**WRITTEN TASK**
Gather all lines with the word "Stasiun" in them.

[Collected data entries]
-----
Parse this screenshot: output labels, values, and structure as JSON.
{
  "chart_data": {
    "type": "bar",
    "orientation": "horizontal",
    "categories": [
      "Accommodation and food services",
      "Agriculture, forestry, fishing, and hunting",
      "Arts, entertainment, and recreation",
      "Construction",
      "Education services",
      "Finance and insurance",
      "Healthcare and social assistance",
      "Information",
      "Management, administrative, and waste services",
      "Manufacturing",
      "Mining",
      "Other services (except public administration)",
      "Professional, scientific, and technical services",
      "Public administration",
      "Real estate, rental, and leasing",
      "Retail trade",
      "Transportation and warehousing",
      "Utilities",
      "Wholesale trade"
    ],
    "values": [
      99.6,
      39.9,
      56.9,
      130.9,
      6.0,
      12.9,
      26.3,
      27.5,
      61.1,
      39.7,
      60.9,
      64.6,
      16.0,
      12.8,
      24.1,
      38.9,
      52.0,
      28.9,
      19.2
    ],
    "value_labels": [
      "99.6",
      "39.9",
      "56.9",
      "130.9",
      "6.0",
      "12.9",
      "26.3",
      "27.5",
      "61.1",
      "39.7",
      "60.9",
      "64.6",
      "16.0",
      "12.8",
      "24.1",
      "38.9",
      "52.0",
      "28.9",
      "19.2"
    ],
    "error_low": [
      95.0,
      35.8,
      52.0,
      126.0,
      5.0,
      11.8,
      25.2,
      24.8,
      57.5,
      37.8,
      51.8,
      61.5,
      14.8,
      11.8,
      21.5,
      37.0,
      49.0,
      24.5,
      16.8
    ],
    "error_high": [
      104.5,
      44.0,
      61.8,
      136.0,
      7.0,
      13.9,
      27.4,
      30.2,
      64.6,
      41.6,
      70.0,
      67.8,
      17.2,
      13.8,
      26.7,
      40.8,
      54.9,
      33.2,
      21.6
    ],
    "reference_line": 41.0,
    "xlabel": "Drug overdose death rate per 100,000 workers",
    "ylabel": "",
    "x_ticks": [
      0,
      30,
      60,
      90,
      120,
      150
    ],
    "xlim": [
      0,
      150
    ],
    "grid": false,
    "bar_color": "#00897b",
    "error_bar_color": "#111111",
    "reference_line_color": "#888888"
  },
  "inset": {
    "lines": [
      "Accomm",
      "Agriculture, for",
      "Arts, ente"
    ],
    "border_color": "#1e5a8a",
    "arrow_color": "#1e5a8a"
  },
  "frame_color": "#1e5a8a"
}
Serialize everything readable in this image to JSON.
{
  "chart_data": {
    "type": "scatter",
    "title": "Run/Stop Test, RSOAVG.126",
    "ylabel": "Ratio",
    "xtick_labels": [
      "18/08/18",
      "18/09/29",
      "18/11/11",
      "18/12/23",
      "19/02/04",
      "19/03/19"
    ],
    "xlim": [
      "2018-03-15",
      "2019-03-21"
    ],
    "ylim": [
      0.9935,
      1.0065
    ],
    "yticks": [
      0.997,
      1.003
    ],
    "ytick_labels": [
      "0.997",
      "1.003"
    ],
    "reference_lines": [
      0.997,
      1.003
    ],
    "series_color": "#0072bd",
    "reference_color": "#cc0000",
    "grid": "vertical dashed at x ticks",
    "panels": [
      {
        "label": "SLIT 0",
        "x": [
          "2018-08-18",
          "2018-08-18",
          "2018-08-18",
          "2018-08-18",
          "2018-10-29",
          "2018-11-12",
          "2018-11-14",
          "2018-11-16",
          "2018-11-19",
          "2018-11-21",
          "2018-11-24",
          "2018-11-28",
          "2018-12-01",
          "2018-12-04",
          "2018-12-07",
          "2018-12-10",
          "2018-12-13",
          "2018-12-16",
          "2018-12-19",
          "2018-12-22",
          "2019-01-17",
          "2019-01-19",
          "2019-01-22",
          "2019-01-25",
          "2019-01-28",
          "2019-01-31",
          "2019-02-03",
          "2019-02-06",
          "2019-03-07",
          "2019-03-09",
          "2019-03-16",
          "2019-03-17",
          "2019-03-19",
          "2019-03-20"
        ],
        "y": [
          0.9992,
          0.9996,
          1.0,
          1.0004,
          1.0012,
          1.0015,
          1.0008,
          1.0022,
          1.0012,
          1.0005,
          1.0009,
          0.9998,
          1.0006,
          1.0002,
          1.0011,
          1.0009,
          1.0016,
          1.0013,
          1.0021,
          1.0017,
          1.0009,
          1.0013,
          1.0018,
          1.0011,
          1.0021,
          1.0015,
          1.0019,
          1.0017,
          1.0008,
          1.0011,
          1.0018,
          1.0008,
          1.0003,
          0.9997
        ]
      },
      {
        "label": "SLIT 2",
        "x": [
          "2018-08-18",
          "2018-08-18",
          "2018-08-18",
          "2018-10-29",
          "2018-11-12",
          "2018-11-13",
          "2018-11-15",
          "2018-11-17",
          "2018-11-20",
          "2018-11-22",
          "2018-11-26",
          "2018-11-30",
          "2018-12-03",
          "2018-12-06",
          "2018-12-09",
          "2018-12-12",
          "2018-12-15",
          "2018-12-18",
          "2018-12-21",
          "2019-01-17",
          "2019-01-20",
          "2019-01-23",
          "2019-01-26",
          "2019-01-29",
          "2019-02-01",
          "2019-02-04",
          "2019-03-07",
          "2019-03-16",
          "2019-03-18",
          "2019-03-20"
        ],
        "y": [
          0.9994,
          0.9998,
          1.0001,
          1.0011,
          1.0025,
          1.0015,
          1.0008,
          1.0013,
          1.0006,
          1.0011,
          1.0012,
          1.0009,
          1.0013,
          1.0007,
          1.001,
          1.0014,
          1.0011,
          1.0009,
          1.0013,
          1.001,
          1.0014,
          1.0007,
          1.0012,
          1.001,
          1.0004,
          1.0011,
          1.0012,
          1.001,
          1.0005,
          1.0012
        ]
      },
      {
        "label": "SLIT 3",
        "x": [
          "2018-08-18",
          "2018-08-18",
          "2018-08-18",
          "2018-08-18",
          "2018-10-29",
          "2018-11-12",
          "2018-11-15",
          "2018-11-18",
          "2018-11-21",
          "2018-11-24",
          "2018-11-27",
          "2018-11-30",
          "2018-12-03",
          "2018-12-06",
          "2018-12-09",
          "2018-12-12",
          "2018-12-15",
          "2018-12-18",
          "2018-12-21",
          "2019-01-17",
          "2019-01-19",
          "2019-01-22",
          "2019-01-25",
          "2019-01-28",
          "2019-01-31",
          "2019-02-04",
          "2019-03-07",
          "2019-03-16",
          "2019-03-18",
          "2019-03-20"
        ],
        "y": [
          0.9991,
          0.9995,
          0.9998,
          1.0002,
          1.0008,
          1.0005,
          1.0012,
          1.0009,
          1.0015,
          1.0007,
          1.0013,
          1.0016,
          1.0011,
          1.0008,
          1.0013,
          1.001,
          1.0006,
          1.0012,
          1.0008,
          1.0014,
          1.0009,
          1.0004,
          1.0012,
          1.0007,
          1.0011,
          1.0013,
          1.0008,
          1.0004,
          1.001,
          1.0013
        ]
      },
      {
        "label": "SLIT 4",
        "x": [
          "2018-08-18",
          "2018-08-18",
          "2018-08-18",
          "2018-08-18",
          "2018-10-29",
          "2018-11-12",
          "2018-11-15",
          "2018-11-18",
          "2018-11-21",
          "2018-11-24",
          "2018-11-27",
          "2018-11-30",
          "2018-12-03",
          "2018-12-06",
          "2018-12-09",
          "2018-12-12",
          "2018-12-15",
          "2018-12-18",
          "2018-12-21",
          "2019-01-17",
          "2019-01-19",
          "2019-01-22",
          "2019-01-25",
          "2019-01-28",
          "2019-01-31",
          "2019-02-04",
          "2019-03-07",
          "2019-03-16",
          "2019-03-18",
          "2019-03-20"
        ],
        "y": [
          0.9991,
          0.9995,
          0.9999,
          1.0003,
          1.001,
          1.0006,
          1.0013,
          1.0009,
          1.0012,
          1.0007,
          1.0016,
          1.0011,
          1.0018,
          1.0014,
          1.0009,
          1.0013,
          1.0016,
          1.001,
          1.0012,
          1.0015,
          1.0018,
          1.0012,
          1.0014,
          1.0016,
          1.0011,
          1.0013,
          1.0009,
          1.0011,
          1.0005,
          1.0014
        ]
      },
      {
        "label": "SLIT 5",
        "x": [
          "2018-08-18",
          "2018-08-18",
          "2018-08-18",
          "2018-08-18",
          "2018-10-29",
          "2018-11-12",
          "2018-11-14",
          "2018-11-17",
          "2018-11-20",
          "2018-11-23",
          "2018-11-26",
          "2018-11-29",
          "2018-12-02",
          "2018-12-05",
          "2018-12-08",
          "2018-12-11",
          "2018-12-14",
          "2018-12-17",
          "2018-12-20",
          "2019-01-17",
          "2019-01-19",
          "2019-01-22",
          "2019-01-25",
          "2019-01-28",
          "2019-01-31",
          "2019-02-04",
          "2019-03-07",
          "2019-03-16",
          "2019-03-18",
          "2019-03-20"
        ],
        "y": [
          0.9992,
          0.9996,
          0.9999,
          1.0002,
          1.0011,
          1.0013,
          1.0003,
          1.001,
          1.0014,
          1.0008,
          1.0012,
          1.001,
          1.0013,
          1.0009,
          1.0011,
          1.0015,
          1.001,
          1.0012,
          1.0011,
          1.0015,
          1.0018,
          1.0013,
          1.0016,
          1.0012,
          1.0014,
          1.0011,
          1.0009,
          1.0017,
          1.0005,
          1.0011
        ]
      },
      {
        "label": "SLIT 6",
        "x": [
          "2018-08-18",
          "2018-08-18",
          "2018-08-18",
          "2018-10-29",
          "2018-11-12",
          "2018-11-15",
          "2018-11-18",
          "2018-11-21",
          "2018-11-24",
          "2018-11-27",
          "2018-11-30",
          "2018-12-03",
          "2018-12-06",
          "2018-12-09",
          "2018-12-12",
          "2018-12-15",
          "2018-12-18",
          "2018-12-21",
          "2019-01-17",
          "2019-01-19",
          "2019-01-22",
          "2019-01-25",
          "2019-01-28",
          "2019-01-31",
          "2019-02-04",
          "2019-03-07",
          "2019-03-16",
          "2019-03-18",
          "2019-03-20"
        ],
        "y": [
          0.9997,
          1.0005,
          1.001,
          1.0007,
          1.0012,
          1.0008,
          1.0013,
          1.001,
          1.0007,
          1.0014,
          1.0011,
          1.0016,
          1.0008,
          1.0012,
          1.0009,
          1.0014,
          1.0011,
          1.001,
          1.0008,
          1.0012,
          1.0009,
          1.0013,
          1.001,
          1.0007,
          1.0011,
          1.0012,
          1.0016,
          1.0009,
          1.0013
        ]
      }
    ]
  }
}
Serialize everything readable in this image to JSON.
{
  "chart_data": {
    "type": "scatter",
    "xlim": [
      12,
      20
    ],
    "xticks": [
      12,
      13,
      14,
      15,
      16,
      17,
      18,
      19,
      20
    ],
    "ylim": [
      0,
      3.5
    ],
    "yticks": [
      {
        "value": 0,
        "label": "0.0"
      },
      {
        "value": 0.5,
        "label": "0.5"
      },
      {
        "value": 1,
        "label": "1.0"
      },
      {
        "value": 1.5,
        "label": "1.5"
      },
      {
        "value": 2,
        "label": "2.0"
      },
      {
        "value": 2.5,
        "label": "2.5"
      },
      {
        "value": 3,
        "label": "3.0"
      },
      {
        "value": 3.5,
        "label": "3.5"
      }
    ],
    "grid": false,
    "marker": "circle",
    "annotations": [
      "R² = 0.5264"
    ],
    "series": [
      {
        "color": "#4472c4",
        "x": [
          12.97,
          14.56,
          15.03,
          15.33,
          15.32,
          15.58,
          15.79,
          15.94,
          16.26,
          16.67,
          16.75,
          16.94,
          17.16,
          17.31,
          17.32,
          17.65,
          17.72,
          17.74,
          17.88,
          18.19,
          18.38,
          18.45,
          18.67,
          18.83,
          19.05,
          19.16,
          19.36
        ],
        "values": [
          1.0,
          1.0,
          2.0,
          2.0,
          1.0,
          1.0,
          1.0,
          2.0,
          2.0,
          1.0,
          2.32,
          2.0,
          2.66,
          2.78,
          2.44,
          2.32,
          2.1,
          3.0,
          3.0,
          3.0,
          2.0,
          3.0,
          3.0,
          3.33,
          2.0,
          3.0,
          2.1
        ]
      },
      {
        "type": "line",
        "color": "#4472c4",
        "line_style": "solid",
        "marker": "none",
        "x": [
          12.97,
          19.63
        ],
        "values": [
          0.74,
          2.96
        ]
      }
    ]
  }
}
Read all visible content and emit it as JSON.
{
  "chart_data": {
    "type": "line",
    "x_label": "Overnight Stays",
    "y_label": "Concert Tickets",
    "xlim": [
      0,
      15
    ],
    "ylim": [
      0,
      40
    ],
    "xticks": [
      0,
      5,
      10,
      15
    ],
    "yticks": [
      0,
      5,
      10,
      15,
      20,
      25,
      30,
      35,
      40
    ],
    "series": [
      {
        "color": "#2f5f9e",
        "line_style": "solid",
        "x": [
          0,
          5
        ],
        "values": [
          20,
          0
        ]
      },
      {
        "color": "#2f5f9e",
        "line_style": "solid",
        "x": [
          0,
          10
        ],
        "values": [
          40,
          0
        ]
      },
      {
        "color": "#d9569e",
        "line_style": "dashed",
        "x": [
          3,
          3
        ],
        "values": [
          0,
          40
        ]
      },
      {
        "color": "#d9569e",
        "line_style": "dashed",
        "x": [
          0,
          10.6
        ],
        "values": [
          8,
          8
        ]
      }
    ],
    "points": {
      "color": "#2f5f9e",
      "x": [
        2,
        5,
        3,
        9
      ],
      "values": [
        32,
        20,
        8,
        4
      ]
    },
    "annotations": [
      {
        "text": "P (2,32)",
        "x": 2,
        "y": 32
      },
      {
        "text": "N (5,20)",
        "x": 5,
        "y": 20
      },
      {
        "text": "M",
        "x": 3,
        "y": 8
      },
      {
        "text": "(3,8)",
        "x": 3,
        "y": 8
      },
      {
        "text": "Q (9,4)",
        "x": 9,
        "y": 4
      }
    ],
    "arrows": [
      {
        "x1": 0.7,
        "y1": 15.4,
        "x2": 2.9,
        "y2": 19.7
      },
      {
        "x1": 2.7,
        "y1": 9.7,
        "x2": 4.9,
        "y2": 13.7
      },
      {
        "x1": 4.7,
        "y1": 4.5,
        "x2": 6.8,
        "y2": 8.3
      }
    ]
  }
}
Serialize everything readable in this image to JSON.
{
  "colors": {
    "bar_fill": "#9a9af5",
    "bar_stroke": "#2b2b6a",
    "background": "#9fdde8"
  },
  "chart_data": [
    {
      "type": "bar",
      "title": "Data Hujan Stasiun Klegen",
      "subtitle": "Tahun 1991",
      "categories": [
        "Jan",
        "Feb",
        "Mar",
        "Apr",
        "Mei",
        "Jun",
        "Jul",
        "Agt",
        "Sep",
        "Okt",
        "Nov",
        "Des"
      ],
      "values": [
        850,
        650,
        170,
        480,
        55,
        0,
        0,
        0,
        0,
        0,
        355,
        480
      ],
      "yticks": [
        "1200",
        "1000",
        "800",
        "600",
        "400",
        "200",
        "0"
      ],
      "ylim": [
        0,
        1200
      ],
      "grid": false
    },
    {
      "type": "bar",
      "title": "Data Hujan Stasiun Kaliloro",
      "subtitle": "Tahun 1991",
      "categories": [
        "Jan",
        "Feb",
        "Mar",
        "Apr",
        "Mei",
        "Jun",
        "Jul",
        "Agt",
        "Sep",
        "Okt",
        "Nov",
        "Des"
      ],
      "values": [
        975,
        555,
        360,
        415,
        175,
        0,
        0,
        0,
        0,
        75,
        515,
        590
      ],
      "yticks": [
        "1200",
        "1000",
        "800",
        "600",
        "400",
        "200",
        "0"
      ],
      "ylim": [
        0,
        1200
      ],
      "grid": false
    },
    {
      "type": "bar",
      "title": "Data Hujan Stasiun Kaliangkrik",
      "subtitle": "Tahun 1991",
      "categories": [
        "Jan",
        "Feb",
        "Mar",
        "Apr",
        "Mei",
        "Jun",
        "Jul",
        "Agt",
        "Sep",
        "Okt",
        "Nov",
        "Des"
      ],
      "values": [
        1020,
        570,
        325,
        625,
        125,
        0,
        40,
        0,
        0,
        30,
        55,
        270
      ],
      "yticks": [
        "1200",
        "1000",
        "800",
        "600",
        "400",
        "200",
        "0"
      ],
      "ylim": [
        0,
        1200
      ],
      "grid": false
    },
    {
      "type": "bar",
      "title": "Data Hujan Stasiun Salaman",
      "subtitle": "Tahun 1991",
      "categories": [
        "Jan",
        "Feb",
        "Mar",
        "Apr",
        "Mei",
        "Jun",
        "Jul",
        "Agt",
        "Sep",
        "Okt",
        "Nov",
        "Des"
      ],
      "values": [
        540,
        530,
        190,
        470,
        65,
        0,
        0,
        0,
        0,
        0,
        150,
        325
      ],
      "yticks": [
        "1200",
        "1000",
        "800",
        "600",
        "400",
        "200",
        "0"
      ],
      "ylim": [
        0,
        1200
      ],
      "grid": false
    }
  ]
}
-----
**RESULT OF THIS EXERCISE**
      "title": "Data Hujan Stasiun Klegen",
      "title": "Data Hujan Stasiun Kaliloro",
      "title": "Data Hujan Stasiun Kaliangkrik",
      "title": "Data Hujan Stasiun Salaman",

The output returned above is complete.